* _Soal dan Tugas_:
(1) Kutip tanpa perubahan bagian teks tentang pilihan hidup melajang, mulai dari "Selibat atau hidup" terus ke bawah hingga "melalui pengendalian nafsu.".
(2) Dalam teks tentang pilihan hidup melajang, apa alasan Epictetus berpendapat bahwa filsuf yang ideal tidak menikah?
(3) Teruskan teks tentang pilihan hidup melajang, dimulai tepat setelah kalimat terakhir yang tercantum.

Dalam kehidupan sehari-hari, kita tentu menjumpai aneka insan dengan pilihan hidup masing-masing. Pilihan itu kiranya telah diambil berdasarkan suara hati. Banyak hal dipertimbangkan: ajaran agama, situasi keluarga, ekonomi, dan kesehatan.
Umumya, seorang dewasa akan mencari pasangan hidup guna membangun keluarga bahagia. Meneruskan keturunan. Dalam konteks ajaran agama dan tradisi budaya tertentu, menikah bahkan dipandang sebagai bagian dari ibadah dan norma sosial.
Akan tetapi, nyatanya melajang adalah juga pilihan hidup yang membahagiakan menurut pandangan kelompok dan insan tertentu.
Jika kita kurang membuka wawasan, mungkin saja kita lantas menilai satu-satunya pilihan hidup untuk semua manusia adalah dengan menikah. Nyatanya, di dunia ini ada banyak tradisi agama dan budaya yang tidak selalu memandang pernikahan sebagai suatu kewajiban.
Hidup melajang sebagai pilihan hidup
Sejatinya pandangan mengenai hidup melajang sebagai pilihan hidup sudah ada sejak lama dalam aneka budaya dan peradaban. Tidak selalu terkait dengan agama dan kepercayaan.
Filsuf Stoic Epictetus (55 - sekitar 135 M), misalnya, berpendapat bahwa filsuf yang ideal tidak menikah karena tugasnya akan lebih baik dijalani tanpa harus sibuk mengurusi keluarga.
Selibat atau hidup tidak menikah juga merupakan praktik penting dalam Jainisme di India. Semua biksu Jain bersumpah untuk menghindari hubungan seksual. Kaum awam didorong untuk tidak lagi melakukan hubungan seksual setelah kelahiran seorang putra.
Agama Buddha dimulai sebagai tatanan selibat di India yang didedikasikan untuk pencapaian pencerahan melalui pengendalian nafsu.
Saat Buddhisme menjadi agama yang dikenal di penjuru dunia, variasi muncul. Di Asia Tenggara, kebanyakan pria muda Buddhis hanya menghabiskan satu tahun hidup melajang. Di Tibet, biksu Tantra menikah.

* _Bahan Data_:
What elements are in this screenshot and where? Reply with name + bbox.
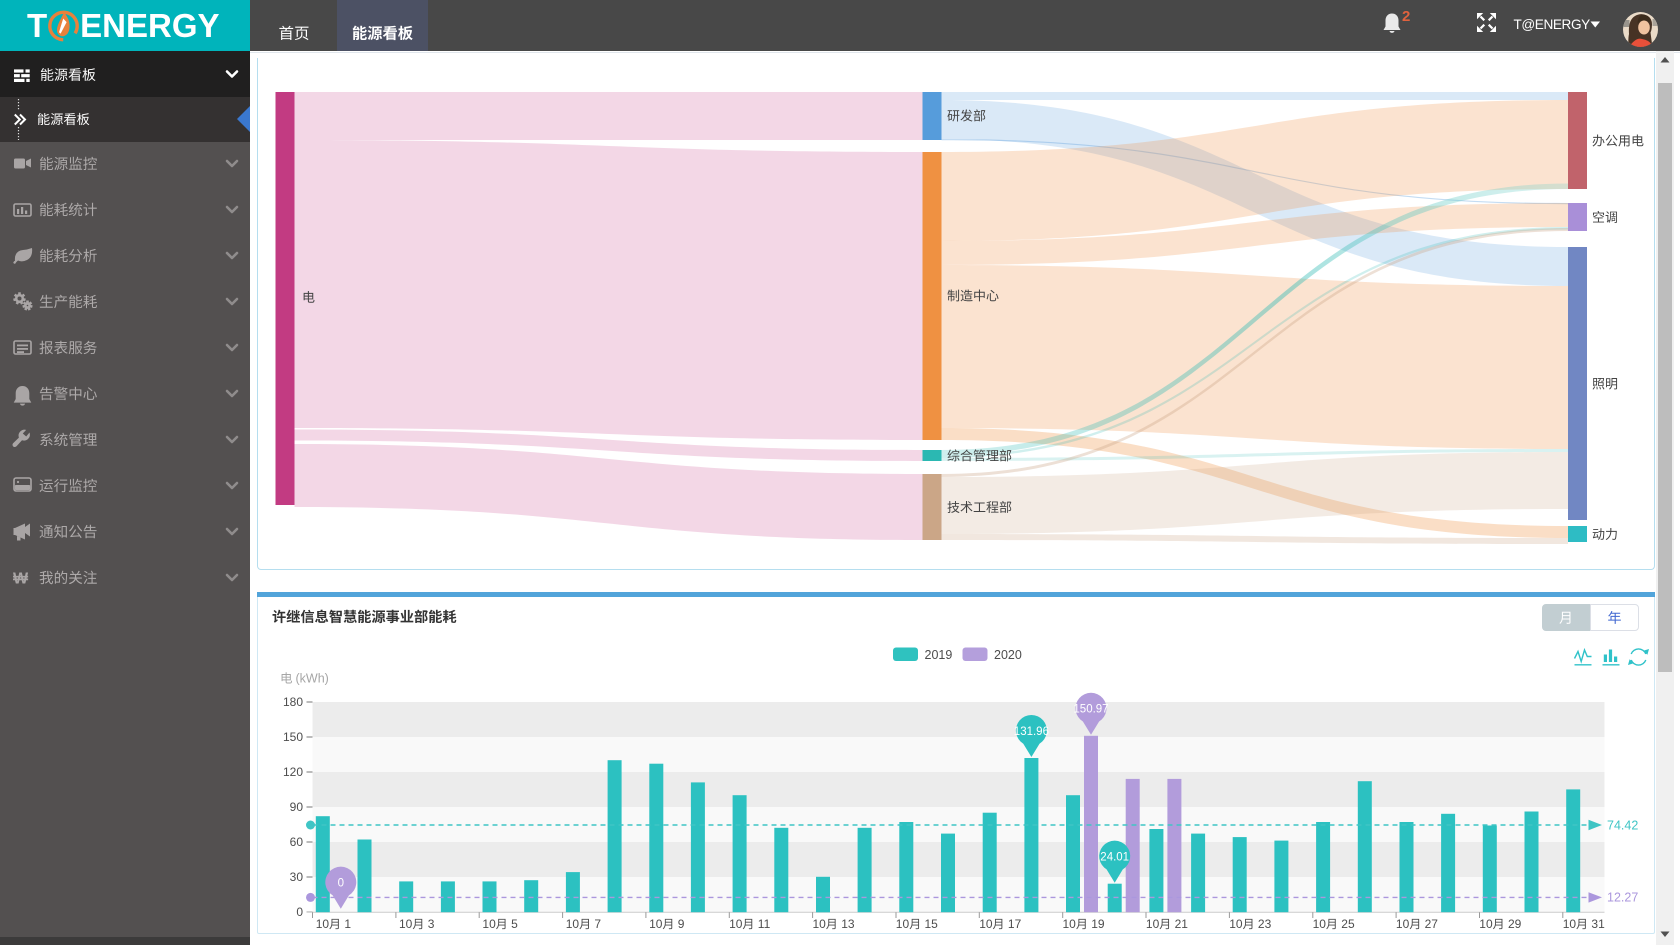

* _Hasil Latihan_:
(1)
Selibat atau hidup tidak menikah juga merupakan praktik penting dalam Jainisme di India. Semua biksu Jain bersumpah untuk menghindari hubungan seksual. Kaum awam didorong untuk tidak lagi melakukan hubungan seksual setelah kelahiran seorang putra.
Agama Buddha dimulai sebagai tatanan selibat di India yang didedikasikan untuk pencapaian pencerahan melalui pengendalian nafsu.

(2) Karena tugasnya akan lebih baik dijalani tanpa harus sibuk mengurusi keluarga.

(3)
Dalam agama Katolik, misalnya, menikah adalah suatu hal yang dianggap sangat luhur. Akan tetapi, hidup melajang untuk melayani Tuhan secara penuh (selibat) seperti yang dijalani oleh para biarawan, biarawati, dan pastor Katolik (ritus Barat) juga dipandang sebagai pilihan hidup yang mulia.
Demikian pula, pilihan untuk hidup melajang sebagai seorang Katolik yang baik di tengah masyarakat sangat dihargai sebagai hal yang patut dipuji. Karena itu, ada orang Katolik yang menikah, selibat sebagai biarawan/biarawati dan pastor, dan ada pula yang hidup melajang sebagai umat awam.
Kisah seorang wanita lajang
Saya mengenal seorang wanita lajang yang memang menjadikan hidup tidak menikah sebagai pilihan hidupnya. Ia berusia sekitar 3o tahun saat saya bersua dengannya di sebuah panti asuhan putri.
Tina, sebut saja demikian, membaktikan hidupnya untuk menjadi pengasuh anak-anak yatim piatu dan anak-anak miskin di panti itu. Ia dengan sabar merawat anak-anak yang bukan darah dagingnya sendiri.
Beberapa waktu lalu saya kembali menghubungi Tina untuk menanyakan kabarnya. Ia mengatakan, ia sudah tidak bekerja di panti asuhan putri. Akan tetapi, ia pindah ke asrama sekolah untuk menjadi ibu asrama.
Gaji yang tak seberapa bukan penghalang baginya untuk mendedikasikan hidupnya bagi dunia pendidikan. Ia bahagia sebagai wanita lajang.
Kisah seorang pria lajang
Kebetulan saya juga mengenal seorang pria yang terbilang ganteng. (Saya lebih ganteng sedikit, dong ^_^). Ia dahulu bekerja di sebuah restoran ternama. Penghasilannya lumayan.
Ketika menginjak usia 35, Alfa (nama fiktif) belum juga tampak berencana menikah. Sebagian kerabat berupaya membantunya menemukan wanita sebagai calon istrinya. Bahkan sudah dijodoh-jodohkan.
Akan tetapi, Alfa menolak dengan halus bujukan dan "perjodohan" itu. Alfa kini tinggal di kampung halamannya sebagai wiraswastawan yang berkecukupan.
Beberapa orang berkomentar, "Duh, sayang sekali, ya. Ganteng-ganteng tapi tidak punya istri." Meski demikian, Alfa tampak bahagia dengan pilihan hidupnya untuk tidak menikah dan menikmati hidup sebagai seorang lajang.
Hidup tidak menikah atau melajang menurut sejumlah riset
Bella DePaulo Ph.D. menulis, dalam beberapa penelitian, orang lajang seumur hidup cenderung lebih sehat daripada orang lain (yang menikah). Penelitian tersebut mencakup riset terhadap lebih dari 11.000 orang Kanada; risiko kanker lebih dari 33.000 orang Italia; dan riset di Amerika Serikat tentang kesehatan dan kesejahteraan.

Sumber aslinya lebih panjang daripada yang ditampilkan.